WRITTEN TASKS.
A: According to the essay on the Vermont woods, how long did Thoreau have to find himself at Walden?
B: Revise the essay on the Vermont woods by giving everything from "But as my exploratory" down to "of the imagination." again, with "Tuesday" replaced by "Wednesday".

TEXT BLOCK.
== == ==

How Green is the Greenest Green? How Green is Green Enough?

Once, several winters ago, during a solo hike in the Great Smokies, I was moved to stop, shed my pack, and silently sit, cross-legged, on a long-dead stump, much as we have done each week in this course. So deep in the Park as I was, there is a total absence of familiar sound, sight, and smell— this world was palpably, terrifyingly foreign. I, like many, came to Middlebury in pursuit of this sensation, the vert in Vermont; I came here to get well and truly lost; with a grandiose philosophical flourish to lose sight and gain perception. Thoreau had two years, two months, and two days to find himself at Walden; I, too, would have my four winters of liberal arts in the wilderness. In short, I came to follow Muir along the clearest way into the Universe.

But as my exploratory experiment over these four weeks has demonstrated, our woods aren’t really as accessible, healthy, contiguous, or all-encompassing as we take them to be. I walked two miles north of town on Sunday and found nothing, and I was frustrated again on Tuesday, not by total failure but by disillusionment. On a map, the Battell Woods through which I hiked are the just same shade of green as the Green Mountain National Forest; but it just isn’t so. These are young woods, sparse woods; woods choked out by invasives and lacking the jutting, jagged, rugged terrain; the clear-flowing stream and crashing falls; and above all— literally and figuratively— the lofty hemlocks and grand old white pines that made the National Forest such a potent driver of the imagination.

== == ==

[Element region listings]
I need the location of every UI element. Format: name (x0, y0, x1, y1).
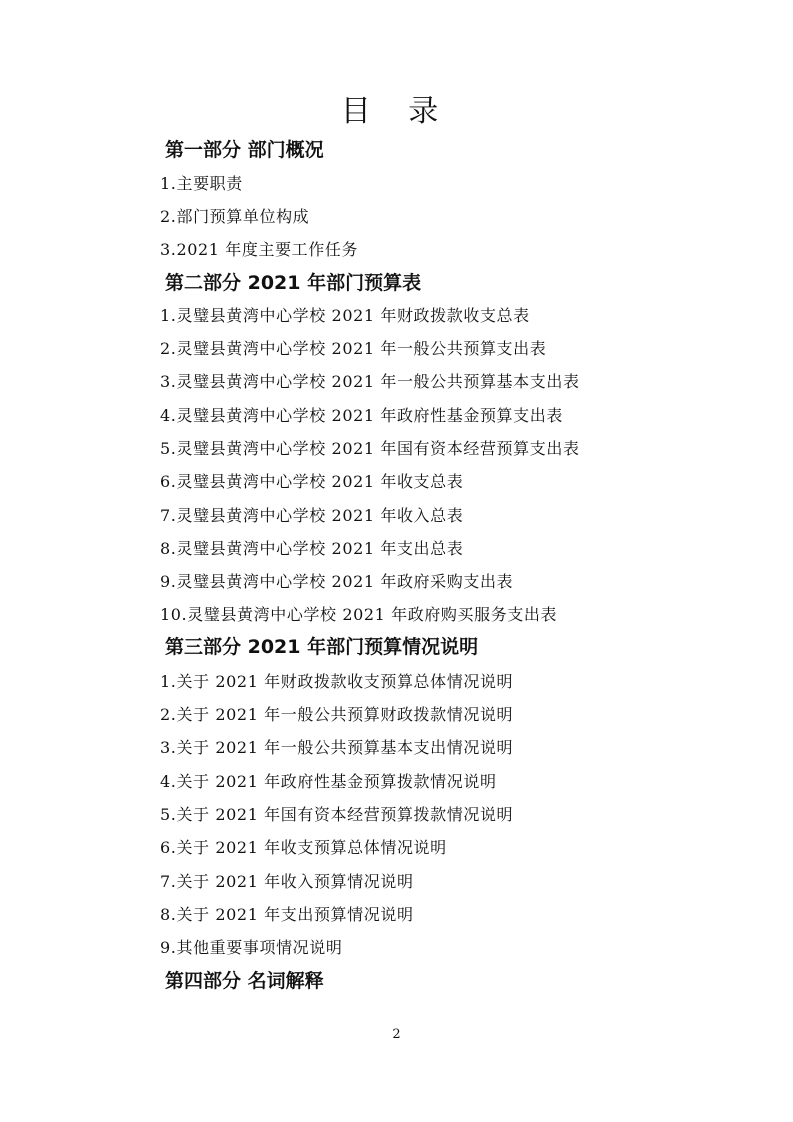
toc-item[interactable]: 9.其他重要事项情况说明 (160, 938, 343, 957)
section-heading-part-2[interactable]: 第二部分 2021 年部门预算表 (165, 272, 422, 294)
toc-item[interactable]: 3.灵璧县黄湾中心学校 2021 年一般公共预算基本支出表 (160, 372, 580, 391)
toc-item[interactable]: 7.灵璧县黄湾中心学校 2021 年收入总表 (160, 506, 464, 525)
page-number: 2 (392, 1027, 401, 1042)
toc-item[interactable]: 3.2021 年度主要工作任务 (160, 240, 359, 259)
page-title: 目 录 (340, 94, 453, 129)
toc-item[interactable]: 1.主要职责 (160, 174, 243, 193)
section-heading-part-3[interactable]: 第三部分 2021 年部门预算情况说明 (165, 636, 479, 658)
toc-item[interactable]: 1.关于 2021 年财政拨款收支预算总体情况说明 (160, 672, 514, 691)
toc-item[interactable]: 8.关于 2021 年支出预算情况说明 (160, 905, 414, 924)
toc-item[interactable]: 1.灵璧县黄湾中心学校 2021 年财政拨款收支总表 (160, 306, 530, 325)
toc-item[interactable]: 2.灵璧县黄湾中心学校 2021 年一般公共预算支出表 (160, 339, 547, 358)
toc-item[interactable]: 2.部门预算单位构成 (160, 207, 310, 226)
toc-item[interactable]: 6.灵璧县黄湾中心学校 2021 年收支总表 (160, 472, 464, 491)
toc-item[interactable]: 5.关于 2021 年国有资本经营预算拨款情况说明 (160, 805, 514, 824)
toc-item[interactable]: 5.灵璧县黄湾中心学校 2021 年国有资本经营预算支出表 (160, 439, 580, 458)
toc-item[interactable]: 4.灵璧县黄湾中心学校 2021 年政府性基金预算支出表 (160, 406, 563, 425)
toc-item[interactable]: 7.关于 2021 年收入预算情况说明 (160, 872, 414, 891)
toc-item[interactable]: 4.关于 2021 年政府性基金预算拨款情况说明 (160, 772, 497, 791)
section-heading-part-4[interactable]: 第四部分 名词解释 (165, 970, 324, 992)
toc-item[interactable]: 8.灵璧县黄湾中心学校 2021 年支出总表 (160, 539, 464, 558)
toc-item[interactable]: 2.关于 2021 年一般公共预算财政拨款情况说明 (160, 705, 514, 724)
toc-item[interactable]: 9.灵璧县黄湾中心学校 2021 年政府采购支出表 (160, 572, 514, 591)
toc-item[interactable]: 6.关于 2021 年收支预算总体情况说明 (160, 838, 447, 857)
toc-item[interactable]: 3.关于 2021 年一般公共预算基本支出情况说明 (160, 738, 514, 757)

== == ==

TASK-BY-TASK OUTPUTS.
A: Two years, two months, and two days.

B:
But as my exploratory experiment over these four weeks has demonstrated, our woods aren’t really as accessible, healthy, contiguous, or all-encompassing as we take them to be. I walked two miles north of town on Sunday and found nothing, and I was frustrated again on Wednesday, not by total failure but by disillusionment. On a map, the Battell Woods through which I hiked are the just same shade of green as the Green Mountain National Forest; but it just isn’t so. These are young woods, sparse woods; woods choked out by invasives and lacking the jutting, jagged, rugged terrain; the clear-flowing stream and crashing falls; and above all— literally and figuratively— the lofty hemlocks and grand old white pines that made the National Forest such a potent driver of the imagination.